## Source material:
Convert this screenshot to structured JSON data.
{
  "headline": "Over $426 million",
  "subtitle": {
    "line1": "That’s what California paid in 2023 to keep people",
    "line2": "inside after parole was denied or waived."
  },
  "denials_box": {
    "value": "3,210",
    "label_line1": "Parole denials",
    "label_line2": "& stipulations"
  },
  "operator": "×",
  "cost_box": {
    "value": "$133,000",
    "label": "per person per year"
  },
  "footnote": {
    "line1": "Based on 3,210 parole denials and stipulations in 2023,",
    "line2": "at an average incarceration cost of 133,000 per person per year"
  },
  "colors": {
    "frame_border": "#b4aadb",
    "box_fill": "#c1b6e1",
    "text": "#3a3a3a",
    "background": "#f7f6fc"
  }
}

## Written instruction:
Search the records for the string "stipulations" and return every line in which it occurs.

## Solved problem:
    "label_line2": "& stipulations"
    "line1": "Based on 3,210 parole denials and stipulations in 2023,",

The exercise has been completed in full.